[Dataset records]
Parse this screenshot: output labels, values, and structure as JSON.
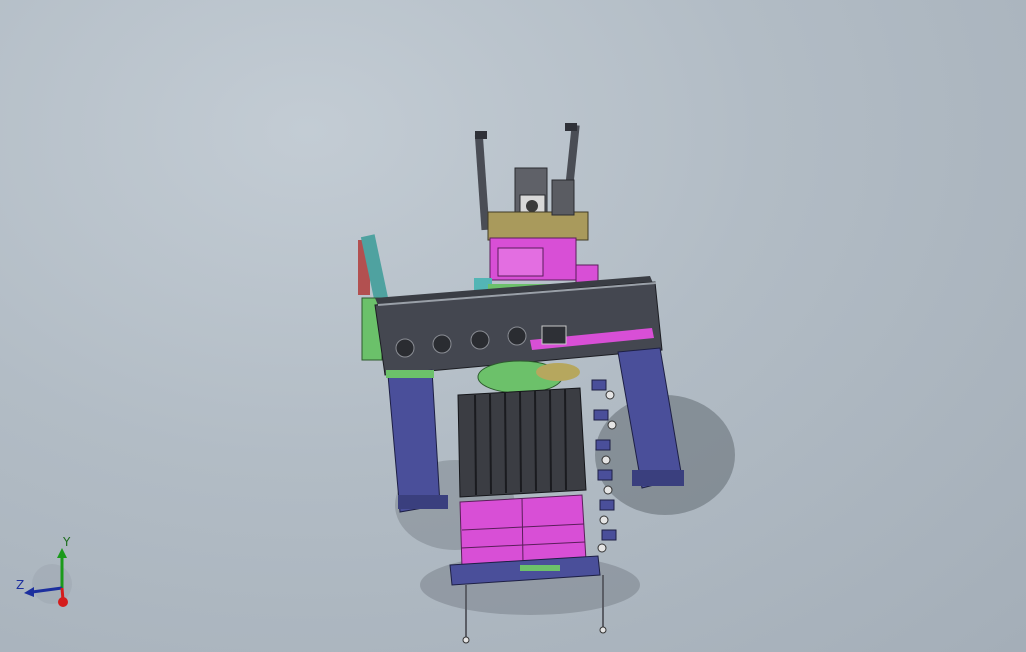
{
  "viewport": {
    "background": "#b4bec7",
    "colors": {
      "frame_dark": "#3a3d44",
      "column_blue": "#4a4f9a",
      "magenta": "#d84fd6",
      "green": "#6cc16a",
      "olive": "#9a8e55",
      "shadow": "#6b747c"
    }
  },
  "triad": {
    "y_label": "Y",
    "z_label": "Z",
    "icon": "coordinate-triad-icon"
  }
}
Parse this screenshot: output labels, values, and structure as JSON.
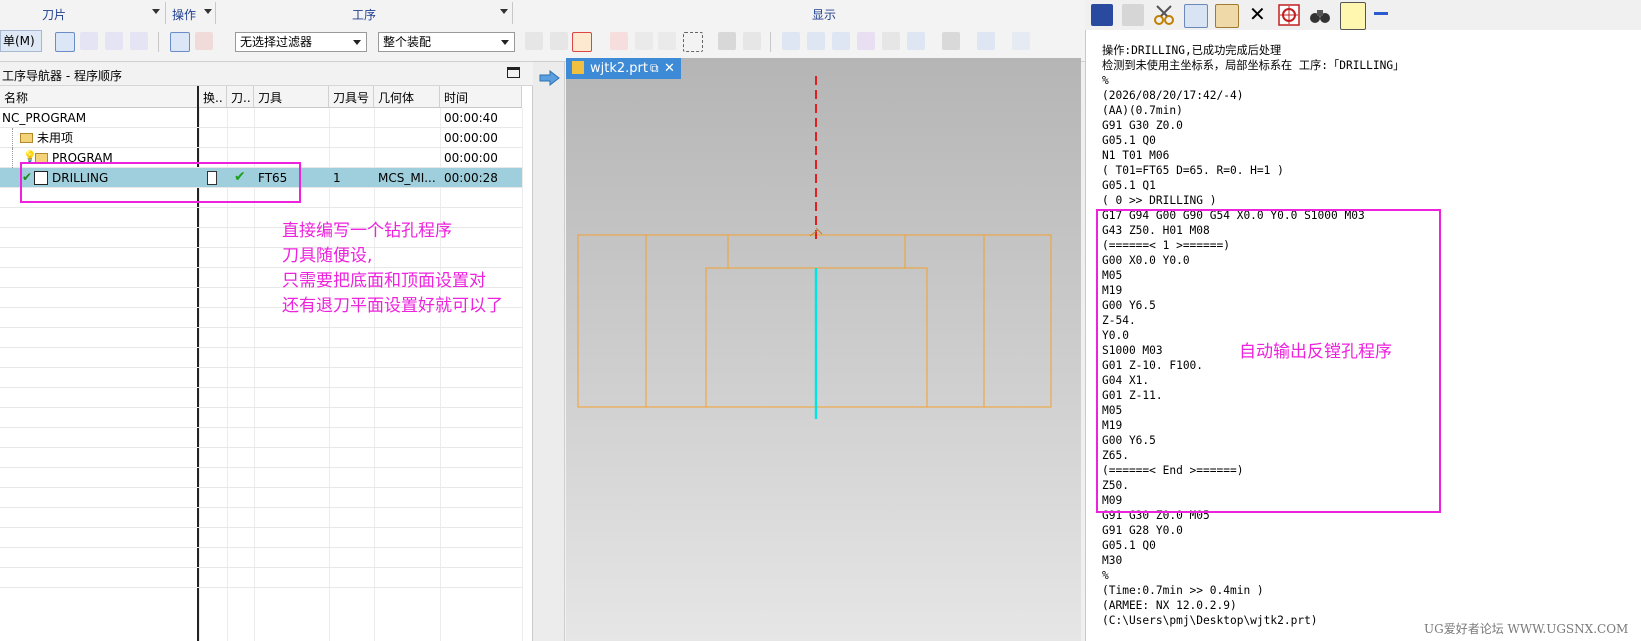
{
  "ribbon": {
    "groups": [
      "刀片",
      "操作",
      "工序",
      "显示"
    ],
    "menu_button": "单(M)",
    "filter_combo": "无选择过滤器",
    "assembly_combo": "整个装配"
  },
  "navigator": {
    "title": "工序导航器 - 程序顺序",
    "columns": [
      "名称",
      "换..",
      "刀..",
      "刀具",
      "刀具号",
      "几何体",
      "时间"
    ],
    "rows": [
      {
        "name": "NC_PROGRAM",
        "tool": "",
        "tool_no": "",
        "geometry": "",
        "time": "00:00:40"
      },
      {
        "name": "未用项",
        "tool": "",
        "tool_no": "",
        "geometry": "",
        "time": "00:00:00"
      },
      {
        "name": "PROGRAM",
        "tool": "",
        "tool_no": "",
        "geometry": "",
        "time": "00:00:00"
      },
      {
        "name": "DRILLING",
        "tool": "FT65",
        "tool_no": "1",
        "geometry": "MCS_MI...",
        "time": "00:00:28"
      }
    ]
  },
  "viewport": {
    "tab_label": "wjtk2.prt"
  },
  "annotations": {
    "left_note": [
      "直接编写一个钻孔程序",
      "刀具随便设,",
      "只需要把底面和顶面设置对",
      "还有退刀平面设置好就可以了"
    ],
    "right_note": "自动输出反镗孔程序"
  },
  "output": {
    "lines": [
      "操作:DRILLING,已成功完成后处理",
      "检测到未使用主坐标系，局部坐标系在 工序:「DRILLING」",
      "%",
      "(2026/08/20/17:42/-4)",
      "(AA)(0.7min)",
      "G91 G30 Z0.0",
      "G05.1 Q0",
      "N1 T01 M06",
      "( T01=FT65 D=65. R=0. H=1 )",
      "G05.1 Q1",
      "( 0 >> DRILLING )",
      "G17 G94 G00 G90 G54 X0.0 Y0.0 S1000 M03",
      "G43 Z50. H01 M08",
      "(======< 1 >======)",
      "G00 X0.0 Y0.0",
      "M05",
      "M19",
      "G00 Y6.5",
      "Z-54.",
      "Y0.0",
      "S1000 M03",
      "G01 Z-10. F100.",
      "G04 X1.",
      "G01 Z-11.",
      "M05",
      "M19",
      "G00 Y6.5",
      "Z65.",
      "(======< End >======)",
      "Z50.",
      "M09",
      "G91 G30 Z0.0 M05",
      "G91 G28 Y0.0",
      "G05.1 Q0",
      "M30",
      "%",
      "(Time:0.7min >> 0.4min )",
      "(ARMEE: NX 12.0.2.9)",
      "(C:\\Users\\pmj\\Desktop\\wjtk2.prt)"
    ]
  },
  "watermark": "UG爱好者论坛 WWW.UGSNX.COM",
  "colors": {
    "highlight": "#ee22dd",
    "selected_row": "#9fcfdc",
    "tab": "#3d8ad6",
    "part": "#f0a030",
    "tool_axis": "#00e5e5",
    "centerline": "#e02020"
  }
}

Task requirements →
Quote the preceding listing precisely and completely, omitting its images.

Worked solution →
Parse this screenshot: output labels, values, and structure as JSON.
{
  "viewport": {
    "background": "#b4bec7",
    "colors": {
      "frame_dark": "#3a3d44",
      "column_blue": "#4a4f9a",
      "magenta": "#d84fd6",
      "green": "#6cc16a",
      "olive": "#9a8e55",
      "shadow": "#6b747c"
    }
  },
  "triad": {
    "y_label": "Y",
    "z_label": "Z",
    "icon": "coordinate-triad-icon"
  }
}
Parse this screenshot: output labels, values, and structure as JSON.
{
  "ribbon": {
    "groups": [
      "刀片",
      "操作",
      "工序",
      "显示"
    ],
    "menu_button": "单(M)",
    "filter_combo": "无选择过滤器",
    "assembly_combo": "整个装配"
  },
  "navigator": {
    "title": "工序导航器 - 程序顺序",
    "columns": [
      "名称",
      "换..",
      "刀..",
      "刀具",
      "刀具号",
      "几何体",
      "时间"
    ],
    "rows": [
      {
        "name": "NC_PROGRAM",
        "tool": "",
        "tool_no": "",
        "geometry": "",
        "time": "00:00:40"
      },
      {
        "name": "未用项",
        "tool": "",
        "tool_no": "",
        "geometry": "",
        "time": "00:00:00"
      },
      {
        "name": "PROGRAM",
        "tool": "",
        "tool_no": "",
        "geometry": "",
        "time": "00:00:00"
      },
      {
        "name": "DRILLING",
        "tool": "FT65",
        "tool_no": "1",
        "geometry": "MCS_MI...",
        "time": "00:00:28"
      }
    ]
  },
  "viewport": {
    "tab_label": "wjtk2.prt"
  },
  "annotations": {
    "left_note": [
      "直接编写一个钻孔程序",
      "刀具随便设,",
      "只需要把底面和顶面设置对",
      "还有退刀平面设置好就可以了"
    ],
    "right_note": "自动输出反镗孔程序"
  },
  "output": {
    "lines": [
      "操作:DRILLING,已成功完成后处理",
      "检测到未使用主坐标系，局部坐标系在 工序:「DRILLING」",
      "%",
      "(2026/08/20/17:42/-4)",
      "(AA)(0.7min)",
      "G91 G30 Z0.0",
      "G05.1 Q0",
      "N1 T01 M06",
      "( T01=FT65 D=65. R=0. H=1 )",
      "G05.1 Q1",
      "( 0 >> DRILLING )",
      "G17 G94 G00 G90 G54 X0.0 Y0.0 S1000 M03",
      "G43 Z50. H01 M08",
      "(======< 1 >======)",
      "G00 X0.0 Y0.0",
      "M05",
      "M19",
      "G00 Y6.5",
      "Z-54.",
      "Y0.0",
      "S1000 M03",
      "G01 Z-10. F100.",
      "G04 X1.",
      "G01 Z-11.",
      "M05",
      "M19",
      "G00 Y6.5",
      "Z65.",
      "(======< End >======)",
      "Z50.",
      "M09",
      "G91 G30 Z0.0 M05",
      "G91 G28 Y0.0",
      "G05.1 Q0",
      "M30",
      "%",
      "(Time:0.7min >> 0.4min )",
      "(ARMEE: NX 12.0.2.9)",
      "(C:\\Users\\pmj\\Desktop\\wjtk2.prt)"
    ]
  },
  "watermark": "UG爱好者论坛 WWW.UGSNX.COM",
  "colors": {
    "highlight": "#ee22dd",
    "selected_row": "#9fcfdc",
    "tab": "#3d8ad6",
    "part": "#f0a030",
    "tool_axis": "#00e5e5",
    "centerline": "#e02020"
  }
}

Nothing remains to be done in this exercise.